Return the number of lines that contain the word "Representative", and return nothing else.

══ MATERIAL FOR THE TASK ══

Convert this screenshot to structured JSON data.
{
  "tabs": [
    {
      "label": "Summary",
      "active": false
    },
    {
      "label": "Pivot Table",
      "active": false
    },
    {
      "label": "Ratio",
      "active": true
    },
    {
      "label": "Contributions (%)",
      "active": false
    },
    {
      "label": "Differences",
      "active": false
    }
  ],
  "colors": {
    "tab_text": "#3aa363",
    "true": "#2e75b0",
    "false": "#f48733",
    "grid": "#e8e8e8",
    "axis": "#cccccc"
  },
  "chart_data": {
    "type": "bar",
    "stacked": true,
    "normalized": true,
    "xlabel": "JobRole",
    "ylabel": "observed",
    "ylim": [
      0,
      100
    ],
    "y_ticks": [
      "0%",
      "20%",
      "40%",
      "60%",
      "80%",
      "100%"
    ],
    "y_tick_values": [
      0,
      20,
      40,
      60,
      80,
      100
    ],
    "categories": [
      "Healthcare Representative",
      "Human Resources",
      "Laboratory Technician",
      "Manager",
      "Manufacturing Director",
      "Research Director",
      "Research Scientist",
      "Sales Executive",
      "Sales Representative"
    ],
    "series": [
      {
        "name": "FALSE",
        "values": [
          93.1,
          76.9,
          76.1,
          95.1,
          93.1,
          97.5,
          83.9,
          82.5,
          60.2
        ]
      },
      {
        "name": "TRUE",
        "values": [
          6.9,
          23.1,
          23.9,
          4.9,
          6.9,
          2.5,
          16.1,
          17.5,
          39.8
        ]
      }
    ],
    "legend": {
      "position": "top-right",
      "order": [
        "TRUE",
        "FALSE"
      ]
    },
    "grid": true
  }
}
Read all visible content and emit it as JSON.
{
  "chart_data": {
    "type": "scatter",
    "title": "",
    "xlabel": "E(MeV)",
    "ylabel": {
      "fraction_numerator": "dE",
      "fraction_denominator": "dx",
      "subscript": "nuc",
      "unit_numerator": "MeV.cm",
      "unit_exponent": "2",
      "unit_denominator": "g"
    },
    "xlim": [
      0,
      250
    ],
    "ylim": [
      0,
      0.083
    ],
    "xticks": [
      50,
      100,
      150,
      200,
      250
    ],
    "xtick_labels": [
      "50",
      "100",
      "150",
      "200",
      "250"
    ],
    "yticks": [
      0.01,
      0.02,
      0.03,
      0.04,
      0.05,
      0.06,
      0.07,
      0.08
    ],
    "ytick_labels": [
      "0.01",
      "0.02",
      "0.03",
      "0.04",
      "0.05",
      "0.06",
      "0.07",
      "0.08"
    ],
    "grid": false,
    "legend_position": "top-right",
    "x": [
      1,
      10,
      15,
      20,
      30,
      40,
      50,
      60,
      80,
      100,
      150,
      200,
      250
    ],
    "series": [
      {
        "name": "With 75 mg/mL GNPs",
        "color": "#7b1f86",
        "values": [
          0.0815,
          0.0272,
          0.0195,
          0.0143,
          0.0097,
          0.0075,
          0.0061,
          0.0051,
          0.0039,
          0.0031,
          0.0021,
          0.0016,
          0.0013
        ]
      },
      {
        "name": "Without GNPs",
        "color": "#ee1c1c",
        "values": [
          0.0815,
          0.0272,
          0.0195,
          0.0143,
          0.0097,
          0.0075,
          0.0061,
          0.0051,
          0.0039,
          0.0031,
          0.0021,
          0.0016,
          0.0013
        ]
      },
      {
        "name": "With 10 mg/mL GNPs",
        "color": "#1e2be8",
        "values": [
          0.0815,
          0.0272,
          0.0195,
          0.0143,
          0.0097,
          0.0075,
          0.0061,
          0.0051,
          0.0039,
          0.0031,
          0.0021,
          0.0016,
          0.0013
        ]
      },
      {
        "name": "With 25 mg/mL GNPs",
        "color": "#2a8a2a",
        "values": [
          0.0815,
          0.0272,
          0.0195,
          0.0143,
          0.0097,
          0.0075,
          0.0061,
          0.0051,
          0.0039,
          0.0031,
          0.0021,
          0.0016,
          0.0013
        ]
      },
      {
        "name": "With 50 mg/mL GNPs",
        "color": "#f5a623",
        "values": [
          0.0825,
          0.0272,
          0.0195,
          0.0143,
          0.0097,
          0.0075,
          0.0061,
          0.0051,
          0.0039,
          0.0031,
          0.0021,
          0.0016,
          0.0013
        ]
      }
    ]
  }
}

═══

• TASK RESULT:
2